- Aim of the exercise
Check each line of the records for "ימים"; collect those that have it.

- Data section
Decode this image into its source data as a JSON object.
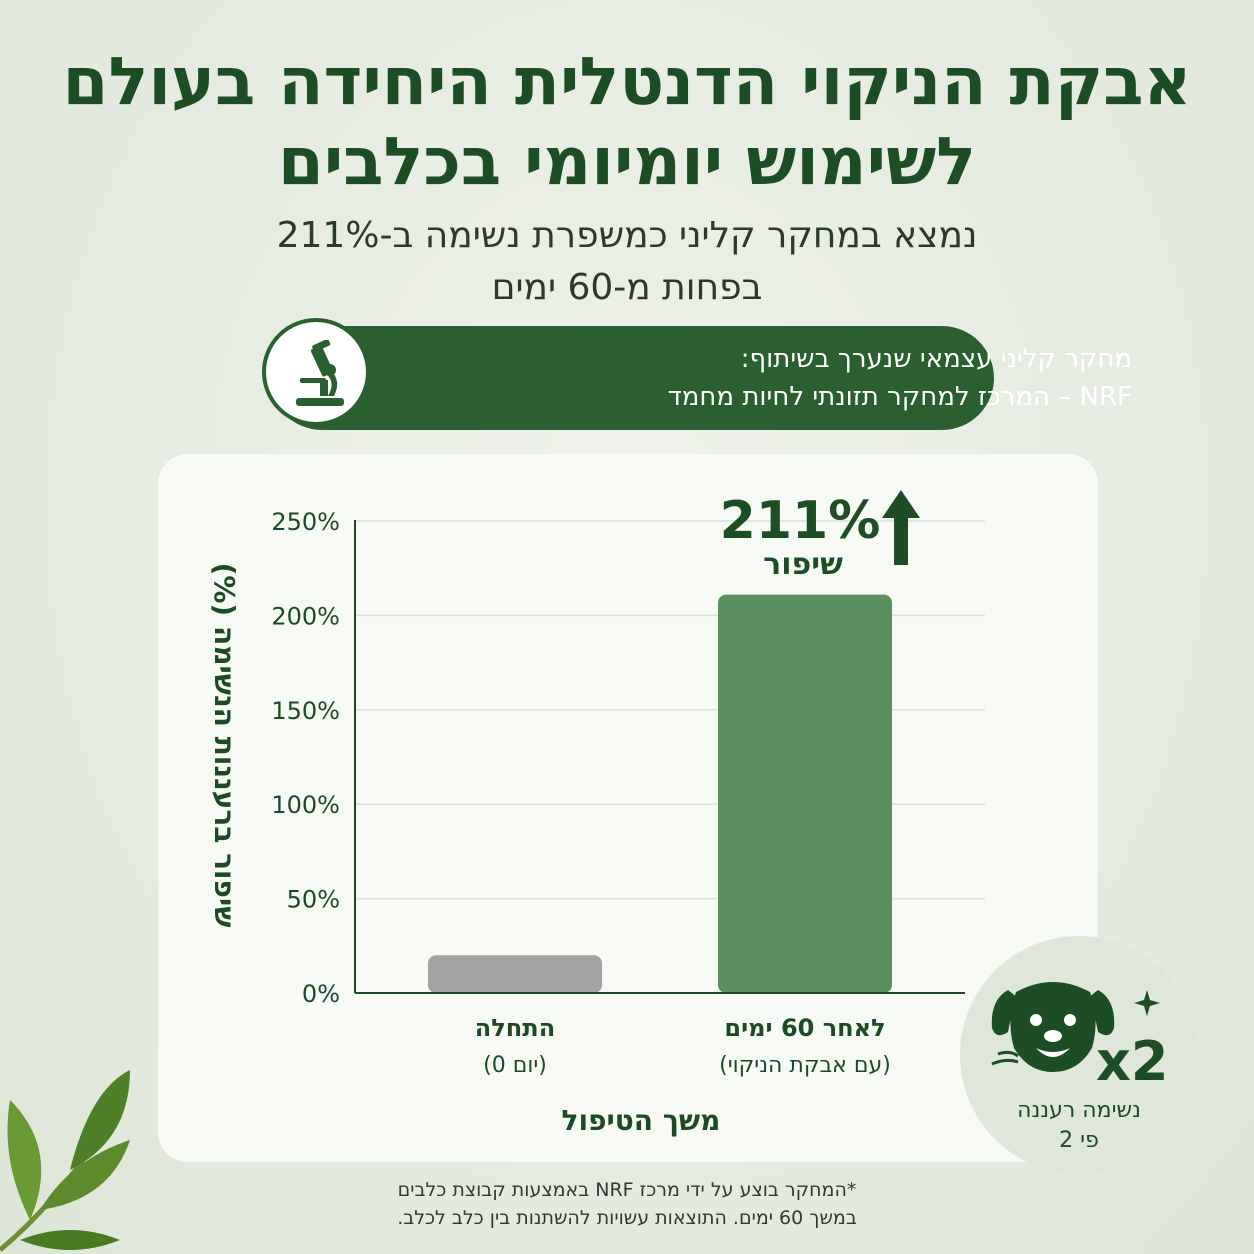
{
  "header": {
    "title_line1": "אבקת הניקוי הדנטלית היחידה בעולם",
    "title_line2": "לשימוש יומיומי בכלבים",
    "subtitle_line1": "נמצא במחקר קליני כמשפרת נשימה ב-211%",
    "subtitle_line2": "בפחות מ-60 ימים"
  },
  "study_banner": {
    "icon": "microscope-icon",
    "line1": "מחקר קליני עצמאי שנערך בשיתוף:",
    "line2": "NRF – המרכז למחקר תזונתי לחיות מחמד"
  },
  "chart_data": {
    "type": "bar",
    "categories": [
      "התחלה",
      "לאחר 60 ימים"
    ],
    "category_sublabels": [
      "(יום 0)",
      "(עם אבקת הניקוי)"
    ],
    "values": [
      20,
      211
    ],
    "bar_colors": [
      "#a3a3a3",
      "#5a8f5e"
    ],
    "ylim": [
      0,
      250
    ],
    "yticks": [
      0,
      50,
      100,
      150,
      200,
      250
    ],
    "ytick_labels": [
      "0%",
      "50%",
      "100%",
      "150%",
      "200%",
      "250%"
    ],
    "xlabel": "משך הטיפול",
    "ylabel": "שיפור ברעננות הנשימה (%)",
    "grid": true,
    "annotation": {
      "value_text": "211%",
      "text": "שיפור",
      "icon": "arrow-up-icon"
    }
  },
  "badge": {
    "icon": "dog-icon",
    "multiplier": "x2",
    "line1": "נשימה רעננה",
    "line2": "פי 2"
  },
  "footnote": {
    "line1": "*המחקר בוצע על ידי מרכז NRF באמצעות קבוצת כלבים",
    "line2": "במשך 60 ימים. התוצאות עשויות להשתנות בין כלב לכלב."
  },
  "colors": {
    "brand_green": "#1c4d24",
    "banner_green": "#2a5f2f",
    "bar_green": "#5a8f5e",
    "bar_gray": "#a3a3a3"
  }
}
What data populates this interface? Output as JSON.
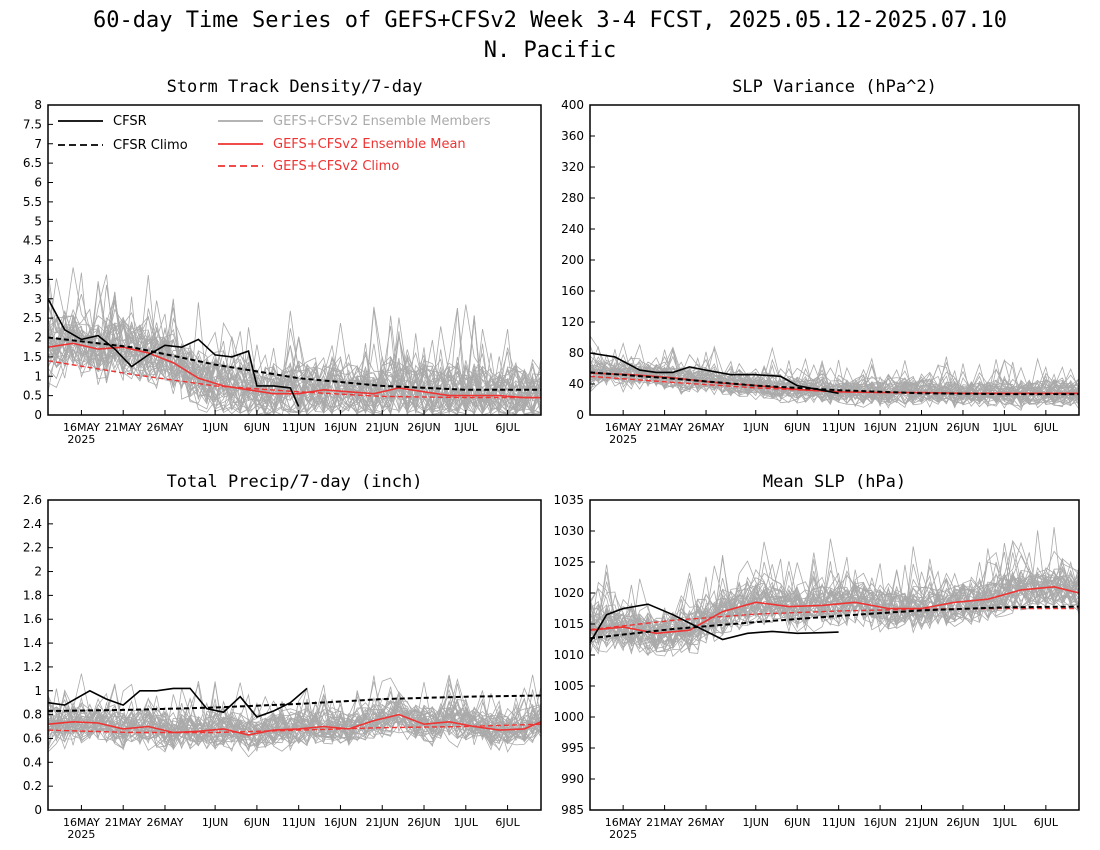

- Answer to the exercise
    "subtitle_line2": "בפחות מ-60 ימים"
      "לאחר 60 ימים"
    "line2": "במשך 60 ימים. התוצאות עשויות להשתנות בין כלב לכלב."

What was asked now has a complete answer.